# [Instructions to follow]
Every line below should be repeated exactly.

# [Extracted records]
###

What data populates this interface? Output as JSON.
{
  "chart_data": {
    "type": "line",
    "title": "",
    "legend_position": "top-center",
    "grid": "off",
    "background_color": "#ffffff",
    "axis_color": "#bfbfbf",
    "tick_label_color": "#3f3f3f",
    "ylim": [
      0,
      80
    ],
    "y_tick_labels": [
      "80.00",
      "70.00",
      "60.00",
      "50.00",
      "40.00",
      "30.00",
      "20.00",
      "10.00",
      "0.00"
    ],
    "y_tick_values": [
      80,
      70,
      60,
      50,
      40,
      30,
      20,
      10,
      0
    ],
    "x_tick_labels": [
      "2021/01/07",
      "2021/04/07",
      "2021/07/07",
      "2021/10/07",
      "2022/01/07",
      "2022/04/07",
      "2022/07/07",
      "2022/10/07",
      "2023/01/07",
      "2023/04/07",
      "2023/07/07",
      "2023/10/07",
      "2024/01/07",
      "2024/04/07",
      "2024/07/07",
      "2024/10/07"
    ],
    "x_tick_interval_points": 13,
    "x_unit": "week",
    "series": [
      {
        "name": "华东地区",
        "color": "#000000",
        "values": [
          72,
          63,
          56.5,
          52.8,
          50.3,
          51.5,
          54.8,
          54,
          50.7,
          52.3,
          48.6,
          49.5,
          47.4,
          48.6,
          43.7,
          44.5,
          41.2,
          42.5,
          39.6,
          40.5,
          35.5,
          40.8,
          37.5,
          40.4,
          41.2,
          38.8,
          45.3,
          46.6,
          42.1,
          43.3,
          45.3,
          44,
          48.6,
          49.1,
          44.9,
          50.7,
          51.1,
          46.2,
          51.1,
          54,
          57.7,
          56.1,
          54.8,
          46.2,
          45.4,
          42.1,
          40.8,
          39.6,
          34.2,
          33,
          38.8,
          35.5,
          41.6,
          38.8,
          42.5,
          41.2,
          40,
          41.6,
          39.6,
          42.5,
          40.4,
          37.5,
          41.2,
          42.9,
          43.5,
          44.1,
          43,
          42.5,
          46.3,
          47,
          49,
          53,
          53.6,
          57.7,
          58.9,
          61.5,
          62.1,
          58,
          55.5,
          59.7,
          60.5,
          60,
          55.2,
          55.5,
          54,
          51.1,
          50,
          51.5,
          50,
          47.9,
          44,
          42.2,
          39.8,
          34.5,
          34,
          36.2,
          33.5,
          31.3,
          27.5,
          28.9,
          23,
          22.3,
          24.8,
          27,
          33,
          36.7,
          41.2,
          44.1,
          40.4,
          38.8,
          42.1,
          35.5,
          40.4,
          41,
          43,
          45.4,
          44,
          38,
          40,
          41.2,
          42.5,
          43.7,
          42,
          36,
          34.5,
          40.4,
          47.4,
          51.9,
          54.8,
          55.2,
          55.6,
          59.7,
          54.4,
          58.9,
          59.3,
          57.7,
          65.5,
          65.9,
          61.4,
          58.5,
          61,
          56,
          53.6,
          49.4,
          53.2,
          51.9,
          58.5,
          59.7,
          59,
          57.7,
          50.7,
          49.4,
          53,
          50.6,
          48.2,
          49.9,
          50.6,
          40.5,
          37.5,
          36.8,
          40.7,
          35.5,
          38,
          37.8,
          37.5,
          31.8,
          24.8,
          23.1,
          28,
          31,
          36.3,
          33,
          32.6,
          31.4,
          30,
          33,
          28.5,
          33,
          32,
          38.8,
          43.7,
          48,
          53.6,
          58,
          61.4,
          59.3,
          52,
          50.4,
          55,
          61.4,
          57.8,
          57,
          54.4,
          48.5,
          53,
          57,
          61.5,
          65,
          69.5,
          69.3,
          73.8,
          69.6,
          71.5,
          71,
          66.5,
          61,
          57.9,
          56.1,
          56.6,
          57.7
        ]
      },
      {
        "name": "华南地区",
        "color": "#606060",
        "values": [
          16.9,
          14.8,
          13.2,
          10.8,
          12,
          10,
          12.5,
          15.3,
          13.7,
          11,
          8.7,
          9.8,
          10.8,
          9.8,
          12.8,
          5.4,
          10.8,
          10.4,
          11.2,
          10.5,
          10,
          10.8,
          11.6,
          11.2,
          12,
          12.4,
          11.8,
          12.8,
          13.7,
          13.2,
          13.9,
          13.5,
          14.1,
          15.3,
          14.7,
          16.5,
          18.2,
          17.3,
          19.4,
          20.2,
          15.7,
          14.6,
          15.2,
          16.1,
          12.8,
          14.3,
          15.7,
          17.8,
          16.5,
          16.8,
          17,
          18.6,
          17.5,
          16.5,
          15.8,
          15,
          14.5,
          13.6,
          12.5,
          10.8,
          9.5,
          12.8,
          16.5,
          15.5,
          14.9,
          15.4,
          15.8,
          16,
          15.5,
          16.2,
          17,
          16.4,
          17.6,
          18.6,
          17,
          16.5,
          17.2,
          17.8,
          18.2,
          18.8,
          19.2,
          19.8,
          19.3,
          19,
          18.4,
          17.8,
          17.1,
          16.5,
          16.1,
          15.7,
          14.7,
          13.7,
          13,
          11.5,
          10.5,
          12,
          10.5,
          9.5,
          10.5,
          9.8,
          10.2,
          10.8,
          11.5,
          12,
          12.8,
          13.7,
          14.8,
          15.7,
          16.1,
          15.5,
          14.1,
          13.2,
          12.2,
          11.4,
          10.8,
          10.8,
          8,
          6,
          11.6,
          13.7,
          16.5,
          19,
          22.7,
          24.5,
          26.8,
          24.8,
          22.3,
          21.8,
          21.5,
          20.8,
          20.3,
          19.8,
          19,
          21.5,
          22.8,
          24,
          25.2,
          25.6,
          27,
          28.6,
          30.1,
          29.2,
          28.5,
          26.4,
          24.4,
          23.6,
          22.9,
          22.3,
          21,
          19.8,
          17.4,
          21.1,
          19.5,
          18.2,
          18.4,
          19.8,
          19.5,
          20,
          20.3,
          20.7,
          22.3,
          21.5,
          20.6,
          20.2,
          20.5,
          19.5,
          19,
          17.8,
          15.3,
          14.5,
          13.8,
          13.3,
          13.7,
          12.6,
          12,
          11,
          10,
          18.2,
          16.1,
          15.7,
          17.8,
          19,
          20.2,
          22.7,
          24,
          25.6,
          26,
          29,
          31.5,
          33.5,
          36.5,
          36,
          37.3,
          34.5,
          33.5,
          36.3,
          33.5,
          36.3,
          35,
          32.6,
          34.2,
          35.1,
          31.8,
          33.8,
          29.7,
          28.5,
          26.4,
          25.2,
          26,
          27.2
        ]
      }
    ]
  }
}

###

# [Output below]
What data populates this interface? Output as JSON.
{
  "chart_data": {
    "type": "line",
    "title": "",
    "legend_position": "top-center",
    "grid": "off",
    "background_color": "#ffffff",
    "axis_color": "#bfbfbf",
    "tick_label_color": "#3f3f3f",
    "ylim": [
      0,
      80
    ],
    "y_tick_labels": [
      "80.00",
      "70.00",
      "60.00",
      "50.00",
      "40.00",
      "30.00",
      "20.00",
      "10.00",
      "0.00"
    ],
    "y_tick_values": [
      80,
      70,
      60,
      50,
      40,
      30,
      20,
      10,
      0
    ],
    "x_tick_labels": [
      "2021/01/07",
      "2021/04/07",
      "2021/07/07",
      "2021/10/07",
      "2022/01/07",
      "2022/04/07",
      "2022/07/07",
      "2022/10/07",
      "2023/01/07",
      "2023/04/07",
      "2023/07/07",
      "2023/10/07",
      "2024/01/07",
      "2024/04/07",
      "2024/07/07",
      "2024/10/07"
    ],
    "x_tick_interval_points": 13,
    "x_unit": "week",
    "series": [
      {
        "name": "华东地区",
        "color": "#000000",
        "values": [
          72,
          63,
          56.5,
          52.8,
          50.3,
          51.5,
          54.8,
          54,
          50.7,
          52.3,
          48.6,
          49.5,
          47.4,
          48.6,
          43.7,
          44.5,
          41.2,
          42.5,
          39.6,
          40.5,
          35.5,
          40.8,
          37.5,
          40.4,
          41.2,
          38.8,
          45.3,
          46.6,
          42.1,
          43.3,
          45.3,
          44,
          48.6,
          49.1,
          44.9,
          50.7,
          51.1,
          46.2,
          51.1,
          54,
          57.7,
          56.1,
          54.8,
          46.2,
          45.4,
          42.1,
          40.8,
          39.6,
          34.2,
          33,
          38.8,
          35.5,
          41.6,
          38.8,
          42.5,
          41.2,
          40,
          41.6,
          39.6,
          42.5,
          40.4,
          37.5,
          41.2,
          42.9,
          43.5,
          44.1,
          43,
          42.5,
          46.3,
          47,
          49,
          53,
          53.6,
          57.7,
          58.9,
          61.5,
          62.1,
          58,
          55.5,
          59.7,
          60.5,
          60,
          55.2,
          55.5,
          54,
          51.1,
          50,
          51.5,
          50,
          47.9,
          44,
          42.2,
          39.8,
          34.5,
          34,
          36.2,
          33.5,
          31.3,
          27.5,
          28.9,
          23,
          22.3,
          24.8,
          27,
          33,
          36.7,
          41.2,
          44.1,
          40.4,
          38.8,
          42.1,
          35.5,
          40.4,
          41,
          43,
          45.4,
          44,
          38,
          40,
          41.2,
          42.5,
          43.7,
          42,
          36,
          34.5,
          40.4,
          47.4,
          51.9,
          54.8,
          55.2,
          55.6,
          59.7,
          54.4,
          58.9,
          59.3,
          57.7,
          65.5,
          65.9,
          61.4,
          58.5,
          61,
          56,
          53.6,
          49.4,
          53.2,
          51.9,
          58.5,
          59.7,
          59,
          57.7,
          50.7,
          49.4,
          53,
          50.6,
          48.2,
          49.9,
          50.6,
          40.5,
          37.5,
          36.8,
          40.7,
          35.5,
          38,
          37.8,
          37.5,
          31.8,
          24.8,
          23.1,
          28,
          31,
          36.3,
          33,
          32.6,
          31.4,
          30,
          33,
          28.5,
          33,
          32,
          38.8,
          43.7,
          48,
          53.6,
          58,
          61.4,
          59.3,
          52,
          50.4,
          55,
          61.4,
          57.8,
          57,
          54.4,
          48.5,
          53,
          57,
          61.5,
          65,
          69.5,
          69.3,
          73.8,
          69.6,
          71.5,
          71,
          66.5,
          61,
          57.9,
          56.1,
          56.6,
          57.7
        ]
      },
      {
        "name": "华南地区",
        "color": "#606060",
        "values": [
          16.9,
          14.8,
          13.2,
          10.8,
          12,
          10,
          12.5,
          15.3,
          13.7,
          11,
          8.7,
          9.8,
          10.8,
          9.8,
          12.8,
          5.4,
          10.8,
          10.4,
          11.2,
          10.5,
          10,
          10.8,
          11.6,
          11.2,
          12,
          12.4,
          11.8,
          12.8,
          13.7,
          13.2,
          13.9,
          13.5,
          14.1,
          15.3,
          14.7,
          16.5,
          18.2,
          17.3,
          19.4,
          20.2,
          15.7,
          14.6,
          15.2,
          16.1,
          12.8,
          14.3,
          15.7,
          17.8,
          16.5,
          16.8,
          17,
          18.6,
          17.5,
          16.5,
          15.8,
          15,
          14.5,
          13.6,
          12.5,
          10.8,
          9.5,
          12.8,
          16.5,
          15.5,
          14.9,
          15.4,
          15.8,
          16,
          15.5,
          16.2,
          17,
          16.4,
          17.6,
          18.6,
          17,
          16.5,
          17.2,
          17.8,
          18.2,
          18.8,
          19.2,
          19.8,
          19.3,
          19,
          18.4,
          17.8,
          17.1,
          16.5,
          16.1,
          15.7,
          14.7,
          13.7,
          13,
          11.5,
          10.5,
          12,
          10.5,
          9.5,
          10.5,
          9.8,
          10.2,
          10.8,
          11.5,
          12,
          12.8,
          13.7,
          14.8,
          15.7,
          16.1,
          15.5,
          14.1,
          13.2,
          12.2,
          11.4,
          10.8,
          10.8,
          8,
          6,
          11.6,
          13.7,
          16.5,
          19,
          22.7,
          24.5,
          26.8,
          24.8,
          22.3,
          21.8,
          21.5,
          20.8,
          20.3,
          19.8,
          19,
          21.5,
          22.8,
          24,
          25.2,
          25.6,
          27,
          28.6,
          30.1,
          29.2,
          28.5,
          26.4,
          24.4,
          23.6,
          22.9,
          22.3,
          21,
          19.8,
          17.4,
          21.1,
          19.5,
          18.2,
          18.4,
          19.8,
          19.5,
          20,
          20.3,
          20.7,
          22.3,
          21.5,
          20.6,
          20.2,
          20.5,
          19.5,
          19,
          17.8,
          15.3,
          14.5,
          13.8,
          13.3,
          13.7,
          12.6,
          12,
          11,
          10,
          18.2,
          16.1,
          15.7,
          17.8,
          19,
          20.2,
          22.7,
          24,
          25.6,
          26,
          29,
          31.5,
          33.5,
          36.5,
          36,
          37.3,
          34.5,
          33.5,
          36.3,
          33.5,
          36.3,
          35,
          32.6,
          34.2,
          35.1,
          31.8,
          33.8,
          29.7,
          28.5,
          26.4,
          25.2,
          26,
          27.2
        ]
      }
    ]
  }
}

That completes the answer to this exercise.